[Start Material for this exercise]

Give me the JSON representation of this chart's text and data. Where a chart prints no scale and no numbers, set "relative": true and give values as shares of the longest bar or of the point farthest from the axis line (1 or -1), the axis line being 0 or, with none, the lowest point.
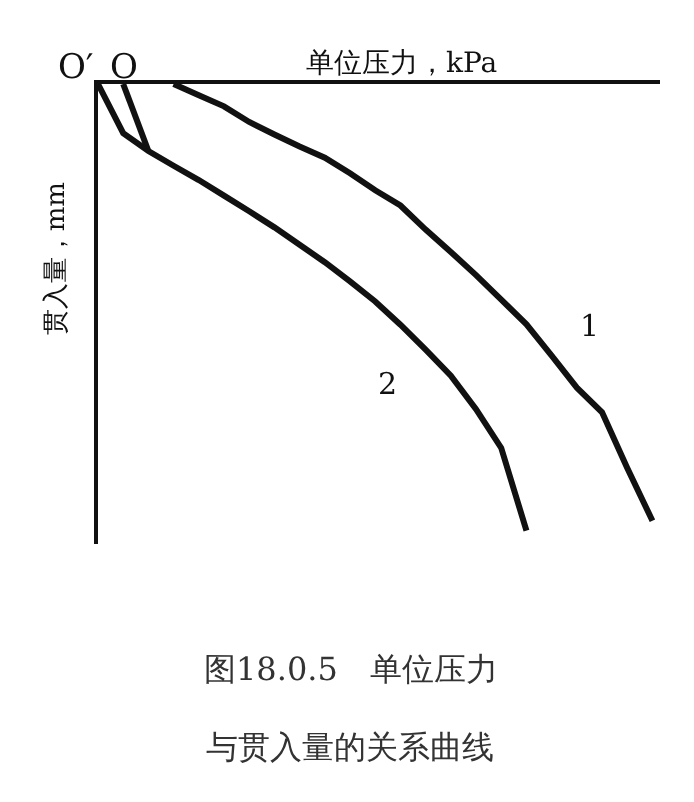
{
  "chart_data": {
    "type": "line",
    "relative": true,
    "xlabel": "单位压力，kPa",
    "ylabel": "贯入量，mm",
    "marker": "none",
    "line_style": "solid",
    "categories": [
      null,
      null,
      null,
      null,
      null,
      null,
      null,
      null,
      null,
      null,
      null,
      null,
      null,
      null,
      null,
      null,
      null,
      null,
      null,
      null,
      null,
      null,
      null
    ],
    "series": [
      {
        "name": "1",
        "color": "#111111",
        "values": [
          null,
          null,
          null,
          0,
          -0.025,
          -0.05,
          -0.085,
          -0.113,
          -0.14,
          -0.165,
          -0.2,
          -0.238,
          -0.272,
          -0.326,
          -0.376,
          -0.428,
          -0.483,
          -0.538,
          -0.608,
          -0.68,
          -0.735,
          -0.86,
          -0.978
        ]
      },
      {
        "name": "2",
        "color": "#111111",
        "values": [
          0,
          -0.11,
          -0.15,
          -0.183,
          -0.215,
          -0.25,
          -0.285,
          -0.321,
          -0.36,
          -0.399,
          -0.442,
          -0.487,
          -0.539,
          -0.595,
          -0.653,
          -0.728,
          -0.815,
          -1.0,
          null,
          null,
          null,
          null,
          null
        ]
      },
      {
        "color": "#111111",
        "values": [
          null,
          0,
          -0.15,
          null,
          null,
          null,
          null,
          null,
          null,
          null,
          null,
          null,
          null,
          null,
          null,
          null,
          null,
          null,
          null,
          null,
          null,
          null,
          null
        ]
      }
    ],
    "annotations": [
      "O′",
      "O",
      "图18.0.5　单位压力",
      "与贯入量的关系曲线"
    ]
  }
}
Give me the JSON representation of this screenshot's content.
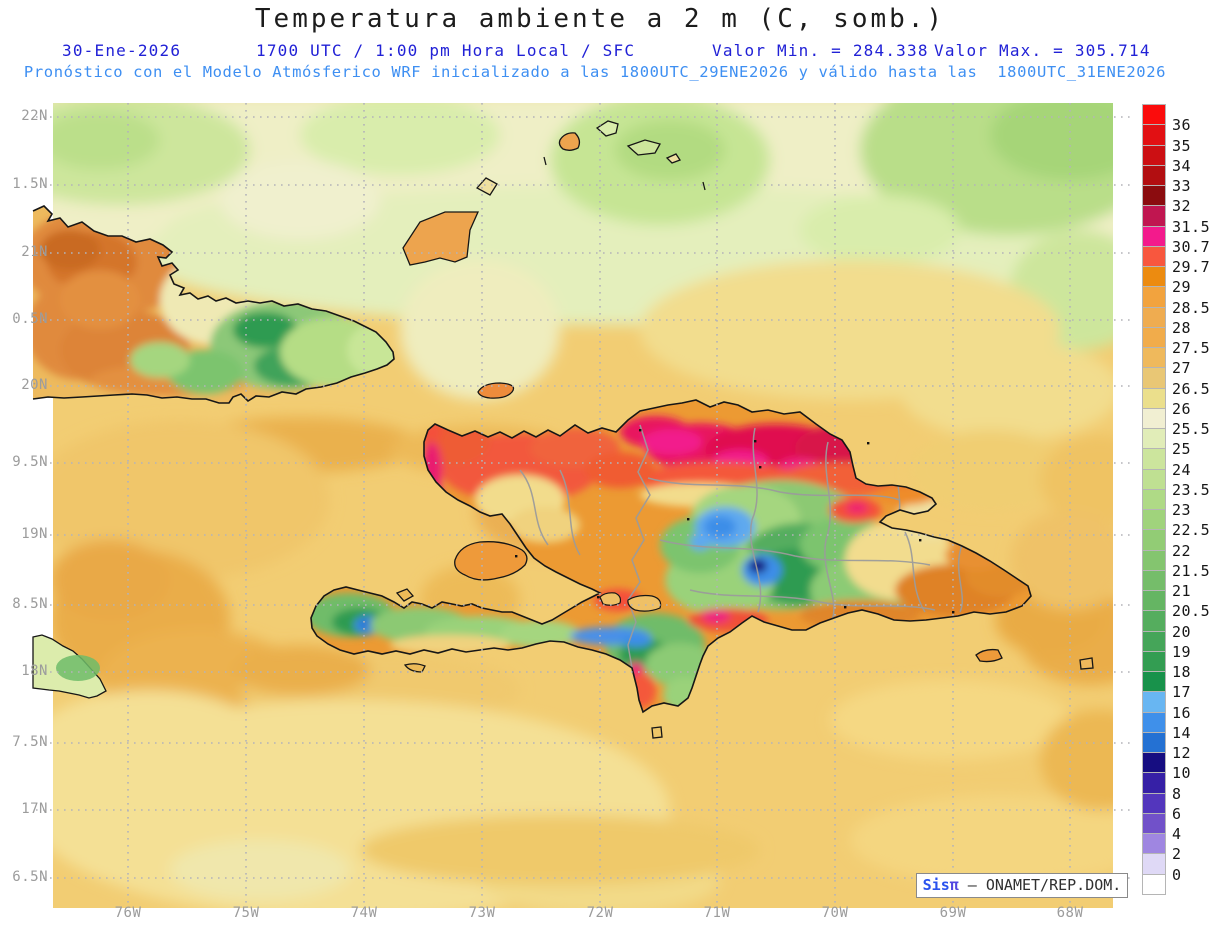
{
  "header": {
    "title": "Temperatura ambiente a 2 m (C, somb.)",
    "date": "30-Ene-2026",
    "time_line": "1700 UTC / 1:00 pm Hora Local / SFC",
    "valor_min": "Valor Min. = 284.338",
    "valor_max": "Valor Max. = 305.714",
    "forecast_line": "Pronóstico con el Modelo Atmósferico WRF inicializado a las 1800UTC_29ENE2026 y válido hasta las  1800UTC_31ENE2026"
  },
  "axes": {
    "lat": [
      "22N",
      "1.5N",
      "21N",
      "0.5N",
      "20N",
      "9.5N",
      "19N",
      "8.5N",
      "18N",
      "7.5N",
      "17N",
      "6.5N"
    ],
    "lon": [
      "76W",
      "75W",
      "74W",
      "73W",
      "72W",
      "71W",
      "70W",
      "69W",
      "68W"
    ]
  },
  "colorbar": {
    "labels": [
      "36",
      "35",
      "34",
      "33",
      "32",
      "31.5",
      "30.7",
      "29.7",
      "29",
      "28.5",
      "28",
      "27.5",
      "27",
      "26.5",
      "26",
      "25.5",
      "25",
      "24",
      "23.5",
      "23",
      "22.5",
      "22",
      "21.5",
      "21",
      "20.5",
      "20",
      "19",
      "18",
      "17",
      "16",
      "14",
      "12",
      "10",
      "8",
      "6",
      "4",
      "2",
      "0"
    ],
    "cell_colors": [
      "#FB0C0C",
      "#E21013",
      "#CC0F13",
      "#B20E11",
      "#8B0C0F",
      "#C01650",
      "#F31A8C",
      "#F8573E",
      "#EC8B10",
      "#F2A33E",
      "#EFAC50",
      "#F1AC4B",
      "#EFB95C",
      "#E9C775",
      "#EBDF8C",
      "#F1EFD2",
      "#E1EDB8",
      "#CCE59D",
      "#BFE092",
      "#AFDA86",
      "#A0D37C",
      "#92CC75",
      "#84C56F",
      "#75BD6A",
      "#65B563",
      "#55AD5E",
      "#45A559",
      "#339D52",
      "#18924B",
      "#68B6F2",
      "#3F90EA",
      "#2471D3",
      "#160D81",
      "#3620A6",
      "#5336BD",
      "#7151C9",
      "#9F86E1",
      "#DFD9F6",
      "#FFFFFF"
    ]
  },
  "branding": {
    "brand": "Sis",
    "pi": "π",
    "suffix": " — ONAMET/REP.DOM."
  },
  "map_meta": {
    "variable": "Temperatura ambiente a 2 m",
    "units": "C",
    "min_value": "284.338",
    "max_value": "305.714",
    "region": "Hispaniola / Caribbean"
  }
}
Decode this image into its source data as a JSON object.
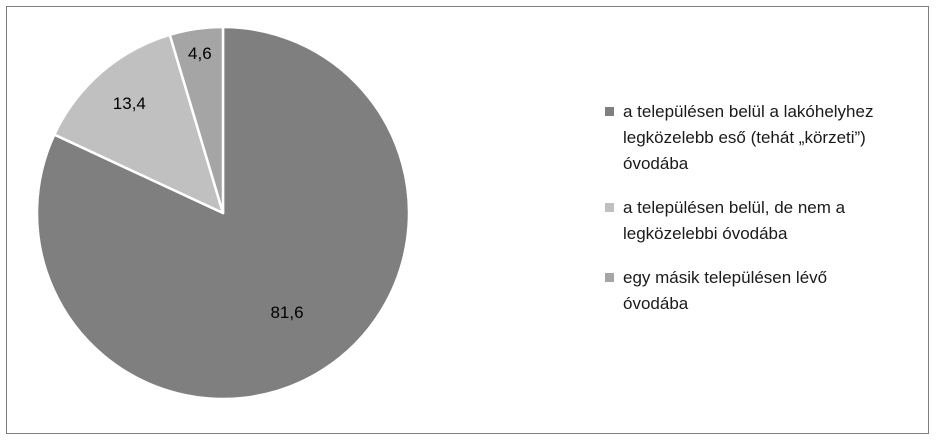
{
  "chart_data": {
    "type": "pie",
    "values": [
      81.6,
      13.4,
      4.6
    ],
    "data_labels": [
      "81,6",
      "13,4",
      "4,6"
    ],
    "categories": [
      "a településen belül a lakóhelyhez legközelebb eső (tehát „körzeti”) óvodába",
      "a településen belül, de nem a legközelebbi óvodába",
      "egy másik településen lévő óvodába"
    ],
    "legend_lines": [
      [
        "a településen belül a lakóhelyhez",
        "legközelebb eső (tehát „körzeti”)",
        "óvodába"
      ],
      [
        "a településen belül, de nem a",
        "legközelebbi óvodába"
      ],
      [
        "egy másik településen lévő",
        "óvodába"
      ]
    ],
    "colors": [
      "#7f7f7f",
      "#c0c0c0",
      "#a5a5a5"
    ],
    "start_angle_deg": 0,
    "direction": "clockwise",
    "legend_position": "right"
  }
}
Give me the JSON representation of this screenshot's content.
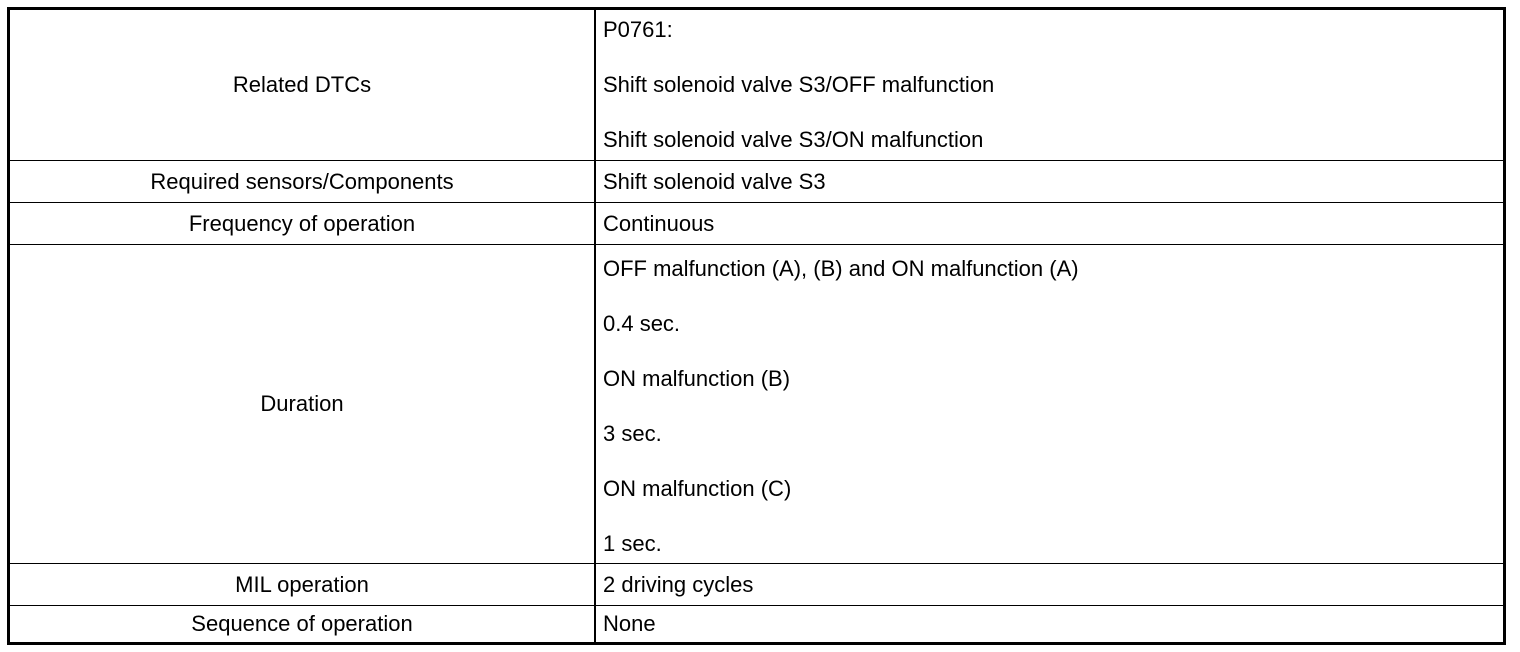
{
  "table": {
    "rows": [
      {
        "label": "Related DTCs",
        "lines": [
          "P0761:",
          "Shift solenoid valve S3/OFF malfunction",
          "Shift solenoid valve S3/ON malfunction"
        ]
      },
      {
        "label": "Required sensors/Components",
        "value": "Shift solenoid valve S3"
      },
      {
        "label": "Frequency of operation",
        "value": "Continuous"
      },
      {
        "label": "Duration",
        "lines": [
          "OFF malfunction (A), (B) and ON malfunction (A)",
          "0.4 sec.",
          "ON malfunction (B)",
          "3 sec.",
          "ON malfunction (C)",
          "1 sec."
        ]
      },
      {
        "label": "MIL operation",
        "value": "2 driving cycles"
      },
      {
        "label": "Sequence of operation",
        "value": "None"
      }
    ]
  }
}
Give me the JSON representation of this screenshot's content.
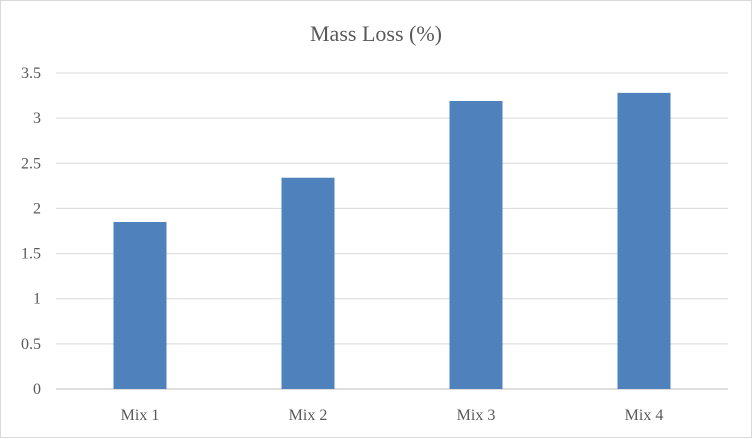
{
  "chart_data": {
    "type": "bar",
    "title": "Mass Loss (%)",
    "xlabel": "",
    "ylabel": "",
    "categories": [
      "Mix 1",
      "Mix 2",
      "Mix 3",
      "Mix 4"
    ],
    "values": [
      1.85,
      2.34,
      3.19,
      3.28
    ],
    "ylim": [
      0,
      3.5
    ],
    "yticks": [
      0,
      0.5,
      1,
      1.5,
      2,
      2.5,
      3,
      3.5
    ],
    "ytick_labels": [
      "0",
      "0.5",
      "1",
      "1.5",
      "2",
      "2.5",
      "3",
      "3.5"
    ],
    "grid": true,
    "legend": "none",
    "bar_color": "#4f81bd"
  }
}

[End Material for this exercise]

Read the data above and count the lines that include "Valor". Answer only with the count.

2